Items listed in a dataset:
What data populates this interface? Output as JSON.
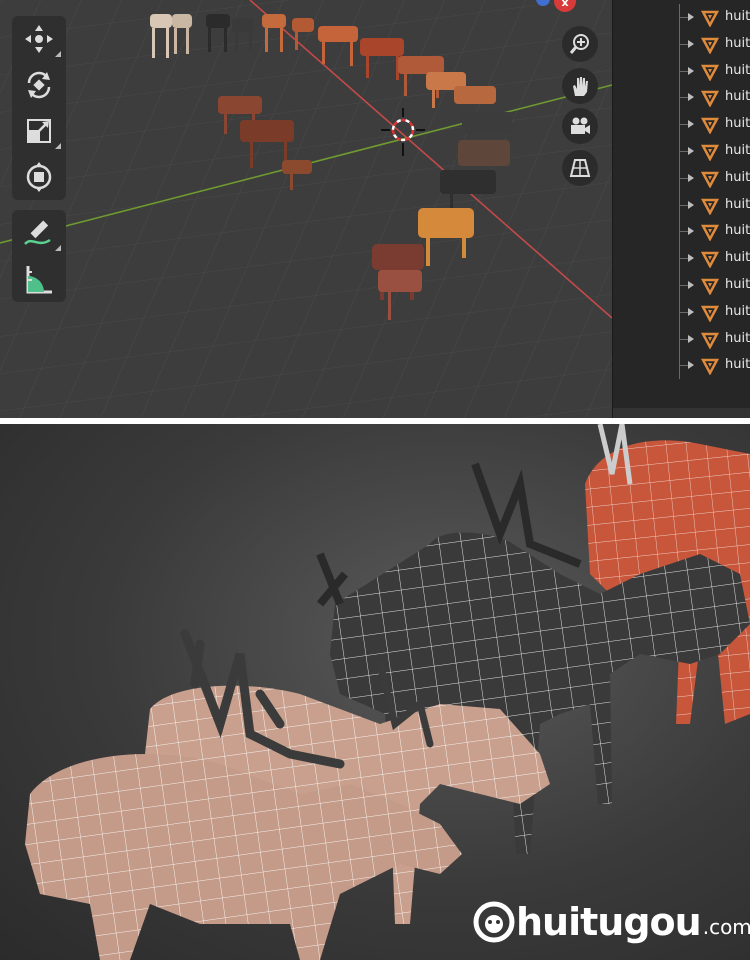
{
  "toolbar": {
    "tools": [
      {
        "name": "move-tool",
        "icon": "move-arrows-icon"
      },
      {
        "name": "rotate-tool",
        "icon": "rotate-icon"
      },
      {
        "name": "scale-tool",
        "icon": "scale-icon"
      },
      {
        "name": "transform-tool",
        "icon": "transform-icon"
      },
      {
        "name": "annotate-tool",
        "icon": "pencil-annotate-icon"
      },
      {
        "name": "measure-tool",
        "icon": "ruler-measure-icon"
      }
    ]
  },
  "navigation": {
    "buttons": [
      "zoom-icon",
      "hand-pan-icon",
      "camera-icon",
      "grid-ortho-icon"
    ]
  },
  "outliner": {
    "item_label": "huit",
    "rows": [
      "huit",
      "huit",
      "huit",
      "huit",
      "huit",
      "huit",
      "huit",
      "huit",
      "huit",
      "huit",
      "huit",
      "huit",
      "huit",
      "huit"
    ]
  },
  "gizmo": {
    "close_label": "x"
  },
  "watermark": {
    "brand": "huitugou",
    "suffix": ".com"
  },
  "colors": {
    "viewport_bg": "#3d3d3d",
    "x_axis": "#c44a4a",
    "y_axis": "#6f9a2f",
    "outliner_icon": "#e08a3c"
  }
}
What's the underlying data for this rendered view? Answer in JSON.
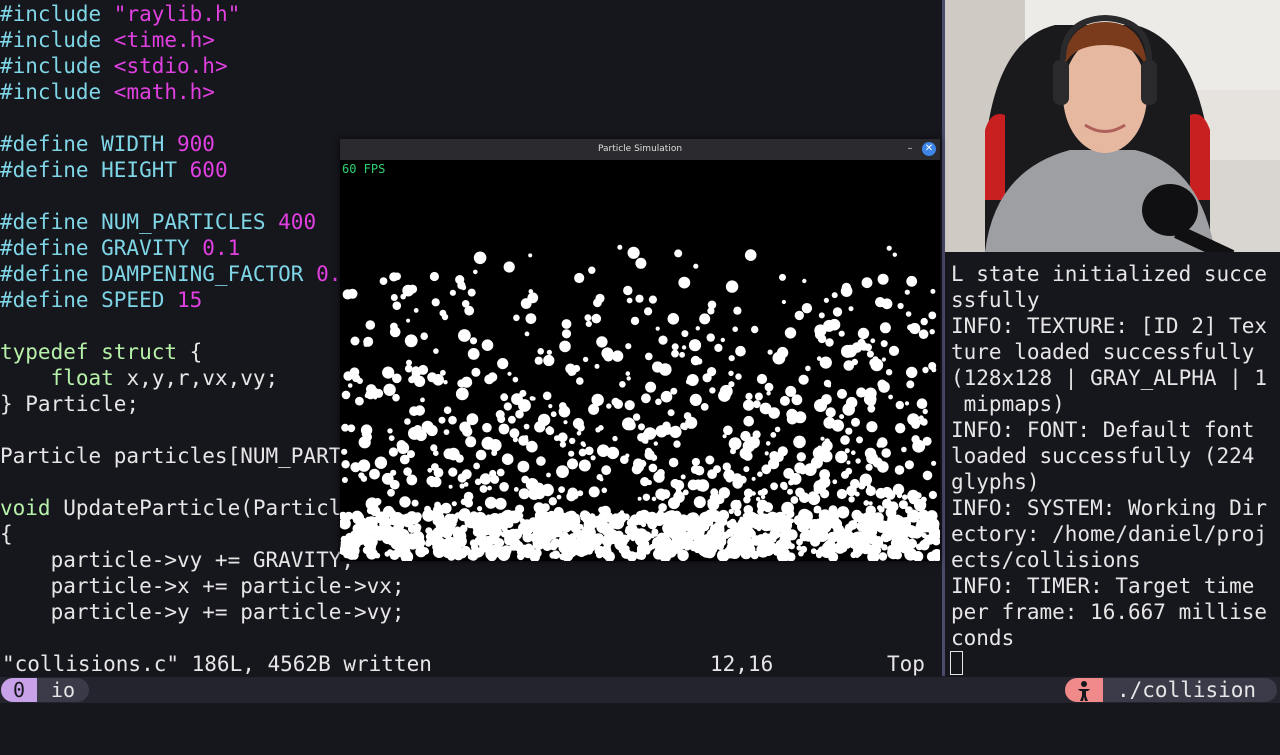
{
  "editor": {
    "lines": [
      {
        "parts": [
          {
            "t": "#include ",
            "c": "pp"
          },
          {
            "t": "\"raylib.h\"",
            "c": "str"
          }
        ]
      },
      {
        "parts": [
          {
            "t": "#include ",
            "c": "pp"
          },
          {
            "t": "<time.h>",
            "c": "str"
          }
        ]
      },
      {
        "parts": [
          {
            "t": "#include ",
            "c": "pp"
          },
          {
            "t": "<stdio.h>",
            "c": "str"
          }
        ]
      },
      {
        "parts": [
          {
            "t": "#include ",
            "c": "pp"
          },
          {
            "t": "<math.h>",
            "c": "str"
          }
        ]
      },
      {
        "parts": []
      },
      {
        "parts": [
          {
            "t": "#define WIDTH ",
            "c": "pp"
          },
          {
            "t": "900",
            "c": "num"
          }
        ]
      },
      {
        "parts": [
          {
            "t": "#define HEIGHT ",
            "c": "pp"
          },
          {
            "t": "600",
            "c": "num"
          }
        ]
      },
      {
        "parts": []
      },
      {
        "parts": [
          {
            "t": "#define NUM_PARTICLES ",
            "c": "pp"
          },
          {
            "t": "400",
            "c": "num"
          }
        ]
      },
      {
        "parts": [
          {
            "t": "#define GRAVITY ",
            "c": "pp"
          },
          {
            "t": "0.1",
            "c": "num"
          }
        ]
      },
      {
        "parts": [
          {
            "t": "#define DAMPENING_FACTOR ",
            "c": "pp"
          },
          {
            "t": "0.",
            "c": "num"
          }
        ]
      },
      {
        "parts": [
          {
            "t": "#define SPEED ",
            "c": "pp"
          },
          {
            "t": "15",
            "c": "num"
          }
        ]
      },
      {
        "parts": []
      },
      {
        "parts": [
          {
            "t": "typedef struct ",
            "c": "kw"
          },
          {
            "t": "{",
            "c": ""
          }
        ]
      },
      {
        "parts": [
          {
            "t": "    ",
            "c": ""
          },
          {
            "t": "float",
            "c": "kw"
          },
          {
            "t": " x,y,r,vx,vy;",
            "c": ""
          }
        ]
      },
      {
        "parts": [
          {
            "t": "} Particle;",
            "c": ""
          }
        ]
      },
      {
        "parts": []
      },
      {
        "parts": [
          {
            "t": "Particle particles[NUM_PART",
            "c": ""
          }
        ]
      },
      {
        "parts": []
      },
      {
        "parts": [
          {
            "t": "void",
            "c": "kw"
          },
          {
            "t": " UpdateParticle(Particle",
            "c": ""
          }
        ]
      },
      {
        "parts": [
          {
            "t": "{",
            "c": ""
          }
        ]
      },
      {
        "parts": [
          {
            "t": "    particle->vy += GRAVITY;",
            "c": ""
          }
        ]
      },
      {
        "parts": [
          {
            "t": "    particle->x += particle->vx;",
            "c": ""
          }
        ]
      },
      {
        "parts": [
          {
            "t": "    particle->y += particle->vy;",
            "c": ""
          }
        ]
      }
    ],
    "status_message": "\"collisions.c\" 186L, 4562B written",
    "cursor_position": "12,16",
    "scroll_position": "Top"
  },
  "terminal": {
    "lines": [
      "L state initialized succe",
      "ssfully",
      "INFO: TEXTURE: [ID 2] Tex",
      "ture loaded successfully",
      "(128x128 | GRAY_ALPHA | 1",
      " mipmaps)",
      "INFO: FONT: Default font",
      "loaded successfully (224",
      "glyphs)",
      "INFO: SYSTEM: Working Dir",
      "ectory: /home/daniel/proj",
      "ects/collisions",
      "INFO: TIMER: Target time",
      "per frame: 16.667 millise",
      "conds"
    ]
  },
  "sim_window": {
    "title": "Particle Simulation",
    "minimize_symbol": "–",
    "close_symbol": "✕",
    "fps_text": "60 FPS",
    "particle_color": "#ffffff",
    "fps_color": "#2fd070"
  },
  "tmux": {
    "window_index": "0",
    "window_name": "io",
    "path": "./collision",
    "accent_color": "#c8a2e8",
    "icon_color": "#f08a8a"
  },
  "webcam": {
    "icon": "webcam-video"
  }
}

WHAT IS ASKED:
Repeat the data exactly, without the pictures.

EXERCISE SOLUTION:
What data populates this interface? Output as JSON.
{
  "toolbar": {
    "tools": [
      {
        "name": "move-tool",
        "icon": "move-arrows-icon"
      },
      {
        "name": "rotate-tool",
        "icon": "rotate-icon"
      },
      {
        "name": "scale-tool",
        "icon": "scale-icon"
      },
      {
        "name": "transform-tool",
        "icon": "transform-icon"
      },
      {
        "name": "annotate-tool",
        "icon": "pencil-annotate-icon"
      },
      {
        "name": "measure-tool",
        "icon": "ruler-measure-icon"
      }
    ]
  },
  "navigation": {
    "buttons": [
      "zoom-icon",
      "hand-pan-icon",
      "camera-icon",
      "grid-ortho-icon"
    ]
  },
  "outliner": {
    "item_label": "huit",
    "rows": [
      "huit",
      "huit",
      "huit",
      "huit",
      "huit",
      "huit",
      "huit",
      "huit",
      "huit",
      "huit",
      "huit",
      "huit",
      "huit",
      "huit"
    ]
  },
  "gizmo": {
    "close_label": "x"
  },
  "watermark": {
    "brand": "huitugou",
    "suffix": ".com"
  },
  "colors": {
    "viewport_bg": "#3d3d3d",
    "x_axis": "#c44a4a",
    "y_axis": "#6f9a2f",
    "outliner_icon": "#e08a3c"
  }
}
What's the underlying data for this rendered view? Answer in JSON.
{
  "editor": {
    "lines": [
      {
        "parts": [
          {
            "t": "#include ",
            "c": "pp"
          },
          {
            "t": "\"raylib.h\"",
            "c": "str"
          }
        ]
      },
      {
        "parts": [
          {
            "t": "#include ",
            "c": "pp"
          },
          {
            "t": "<time.h>",
            "c": "str"
          }
        ]
      },
      {
        "parts": [
          {
            "t": "#include ",
            "c": "pp"
          },
          {
            "t": "<stdio.h>",
            "c": "str"
          }
        ]
      },
      {
        "parts": [
          {
            "t": "#include ",
            "c": "pp"
          },
          {
            "t": "<math.h>",
            "c": "str"
          }
        ]
      },
      {
        "parts": []
      },
      {
        "parts": [
          {
            "t": "#define WIDTH ",
            "c": "pp"
          },
          {
            "t": "900",
            "c": "num"
          }
        ]
      },
      {
        "parts": [
          {
            "t": "#define HEIGHT ",
            "c": "pp"
          },
          {
            "t": "600",
            "c": "num"
          }
        ]
      },
      {
        "parts": []
      },
      {
        "parts": [
          {
            "t": "#define NUM_PARTICLES ",
            "c": "pp"
          },
          {
            "t": "400",
            "c": "num"
          }
        ]
      },
      {
        "parts": [
          {
            "t": "#define GRAVITY ",
            "c": "pp"
          },
          {
            "t": "0.1",
            "c": "num"
          }
        ]
      },
      {
        "parts": [
          {
            "t": "#define DAMPENING_FACTOR ",
            "c": "pp"
          },
          {
            "t": "0.",
            "c": "num"
          }
        ]
      },
      {
        "parts": [
          {
            "t": "#define SPEED ",
            "c": "pp"
          },
          {
            "t": "15",
            "c": "num"
          }
        ]
      },
      {
        "parts": []
      },
      {
        "parts": [
          {
            "t": "typedef struct ",
            "c": "kw"
          },
          {
            "t": "{",
            "c": ""
          }
        ]
      },
      {
        "parts": [
          {
            "t": "    ",
            "c": ""
          },
          {
            "t": "float",
            "c": "kw"
          },
          {
            "t": " x,y,r,vx,vy;",
            "c": ""
          }
        ]
      },
      {
        "parts": [
          {
            "t": "} Particle;",
            "c": ""
          }
        ]
      },
      {
        "parts": []
      },
      {
        "parts": [
          {
            "t": "Particle particles[NUM_PART",
            "c": ""
          }
        ]
      },
      {
        "parts": []
      },
      {
        "parts": [
          {
            "t": "void",
            "c": "kw"
          },
          {
            "t": " UpdateParticle(Particle",
            "c": ""
          }
        ]
      },
      {
        "parts": [
          {
            "t": "{",
            "c": ""
          }
        ]
      },
      {
        "parts": [
          {
            "t": "    particle->vy += GRAVITY;",
            "c": ""
          }
        ]
      },
      {
        "parts": [
          {
            "t": "    particle->x += particle->vx;",
            "c": ""
          }
        ]
      },
      {
        "parts": [
          {
            "t": "    particle->y += particle->vy;",
            "c": ""
          }
        ]
      }
    ],
    "status_message": "\"collisions.c\" 186L, 4562B written",
    "cursor_position": "12,16",
    "scroll_position": "Top"
  },
  "terminal": {
    "lines": [
      "L state initialized succe",
      "ssfully",
      "INFO: TEXTURE: [ID 2] Tex",
      "ture loaded successfully",
      "(128x128 | GRAY_ALPHA | 1",
      " mipmaps)",
      "INFO: FONT: Default font",
      "loaded successfully (224",
      "glyphs)",
      "INFO: SYSTEM: Working Dir",
      "ectory: /home/daniel/proj",
      "ects/collisions",
      "INFO: TIMER: Target time",
      "per frame: 16.667 millise",
      "conds"
    ]
  },
  "sim_window": {
    "title": "Particle Simulation",
    "minimize_symbol": "–",
    "close_symbol": "✕",
    "fps_text": "60 FPS",
    "particle_color": "#ffffff",
    "fps_color": "#2fd070"
  },
  "tmux": {
    "window_index": "0",
    "window_name": "io",
    "path": "./collision",
    "accent_color": "#c8a2e8",
    "icon_color": "#f08a8a"
  },
  "webcam": {
    "icon": "webcam-video"
  }
}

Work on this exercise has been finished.